## Requirement
Every record should be written out exactly, please.

═══ Data provided ═══

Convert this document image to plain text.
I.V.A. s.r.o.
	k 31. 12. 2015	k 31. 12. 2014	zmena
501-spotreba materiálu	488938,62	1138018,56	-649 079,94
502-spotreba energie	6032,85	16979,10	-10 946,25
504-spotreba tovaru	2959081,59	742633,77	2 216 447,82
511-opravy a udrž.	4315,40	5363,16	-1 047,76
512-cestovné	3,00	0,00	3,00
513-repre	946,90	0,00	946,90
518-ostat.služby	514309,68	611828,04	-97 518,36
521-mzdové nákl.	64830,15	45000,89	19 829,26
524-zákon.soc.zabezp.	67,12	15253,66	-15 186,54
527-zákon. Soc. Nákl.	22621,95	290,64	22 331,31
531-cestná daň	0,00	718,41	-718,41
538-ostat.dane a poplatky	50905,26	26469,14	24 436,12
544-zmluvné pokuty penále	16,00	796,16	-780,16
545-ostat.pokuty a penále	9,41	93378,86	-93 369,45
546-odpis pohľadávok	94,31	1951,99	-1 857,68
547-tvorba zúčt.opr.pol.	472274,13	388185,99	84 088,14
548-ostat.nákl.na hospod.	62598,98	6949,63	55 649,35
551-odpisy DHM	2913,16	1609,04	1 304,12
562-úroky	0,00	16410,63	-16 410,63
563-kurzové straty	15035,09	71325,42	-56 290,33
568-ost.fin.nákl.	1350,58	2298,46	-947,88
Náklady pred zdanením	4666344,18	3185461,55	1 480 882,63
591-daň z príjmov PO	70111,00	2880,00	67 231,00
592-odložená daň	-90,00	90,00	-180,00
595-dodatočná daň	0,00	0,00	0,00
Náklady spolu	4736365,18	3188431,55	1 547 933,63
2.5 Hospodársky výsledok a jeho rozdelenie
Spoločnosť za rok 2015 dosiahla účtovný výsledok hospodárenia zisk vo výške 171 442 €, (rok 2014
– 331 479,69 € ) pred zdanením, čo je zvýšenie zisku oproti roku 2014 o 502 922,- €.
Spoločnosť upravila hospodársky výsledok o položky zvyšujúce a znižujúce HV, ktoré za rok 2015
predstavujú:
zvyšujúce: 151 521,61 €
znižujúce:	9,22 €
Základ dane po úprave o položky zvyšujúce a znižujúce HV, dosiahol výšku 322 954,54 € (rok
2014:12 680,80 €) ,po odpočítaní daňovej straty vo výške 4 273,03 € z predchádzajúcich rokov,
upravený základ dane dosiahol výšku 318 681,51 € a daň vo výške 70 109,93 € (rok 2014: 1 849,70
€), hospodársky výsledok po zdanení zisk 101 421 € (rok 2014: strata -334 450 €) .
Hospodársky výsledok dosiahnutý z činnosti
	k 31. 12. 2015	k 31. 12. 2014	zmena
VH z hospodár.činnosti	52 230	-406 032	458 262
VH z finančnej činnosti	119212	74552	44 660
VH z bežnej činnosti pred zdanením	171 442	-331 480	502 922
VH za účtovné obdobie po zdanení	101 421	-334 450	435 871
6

═══

## The result
Convert this document image to plain text.
I.V.A. s.r.o.
	k 31. 12. 2015	k 31. 12. 2014	zmena
501-spotreba materiálu	488938,62	1138018,56	-649 079,94
502-spotreba energie	6032,85	16979,10	-10 946,25
504-spotreba tovaru	2959081,59	742633,77	2 216 447,82
511-opravy a udrž.	4315,40	5363,16	-1 047,76
512-cestovné	3,00	0,00	3,00
513-repre	946,90	0,00	946,90
518-ostat.služby	514309,68	611828,04	-97 518,36
521-mzdové nákl.	64830,15	45000,89	19 829,26
524-zákon.soc.zabezp.	67,12	15253,66	-15 186,54
527-zákon. Soc. Nákl.	22621,95	290,64	22 331,31
531-cestná daň	0,00	718,41	-718,41
538-ostat.dane a poplatky	50905,26	26469,14	24 436,12
544-zmluvné pokuty penále	16,00	796,16	-780,16
545-ostat.pokuty a penále	9,41	93378,86	-93 369,45
546-odpis pohľadávok	94,31	1951,99	-1 857,68
547-tvorba zúčt.opr.pol.	472274,13	388185,99	84 088,14
548-ostat.nákl.na hospod.	62598,98	6949,63	55 649,35
551-odpisy DHM	2913,16	1609,04	1 304,12
562-úroky	0,00	16410,63	-16 410,63
563-kurzové straty	15035,09	71325,42	-56 290,33
568-ost.fin.nákl.	1350,58	2298,46	-947,88
Náklady pred zdanením	4666344,18	3185461,55	1 480 882,63
591-daň z príjmov PO	70111,00	2880,00	67 231,00
592-odložená daň	-90,00	90,00	-180,00
595-dodatočná daň	0,00	0,00	0,00
Náklady spolu	4736365,18	3188431,55	1 547 933,63
2.5 Hospodársky výsledok a jeho rozdelenie
Spoločnosť za rok 2015 dosiahla účtovný výsledok hospodárenia zisk vo výške 171 442 €, (rok 2014
– 331 479,69 € ) pred zdanením, čo je zvýšenie zisku oproti roku 2014 o 502 922,- €.
Spoločnosť upravila hospodársky výsledok o položky zvyšujúce a znižujúce HV, ktoré za rok 2015
predstavujú:
zvyšujúce: 151 521,61 €
znižujúce:	9,22 €
Základ dane po úprave o položky zvyšujúce a znižujúce HV, dosiahol výšku 322 954,54 € (rok
2014:12 680,80 €) ,po odpočítaní daňovej straty vo výške 4 273,03 € z predchádzajúcich rokov,
upravený základ dane dosiahol výšku 318 681,51 € a daň vo výške 70 109,93 € (rok 2014: 1 849,70
€), hospodársky výsledok po zdanení zisk 101 421 € (rok 2014: strata -334 450 €) .
Hospodársky výsledok dosiahnutý z činnosti
	k 31. 12. 2015	k 31. 12. 2014	zmena
VH z hospodár.činnosti	52 230	-406 032	458 262
VH z finančnej činnosti	119212	74552	44 660
VH z bežnej činnosti pred zdanením	171 442	-331 480	502 922
VH za účtovné obdobie po zdanení	101 421	-334 450	435 871
6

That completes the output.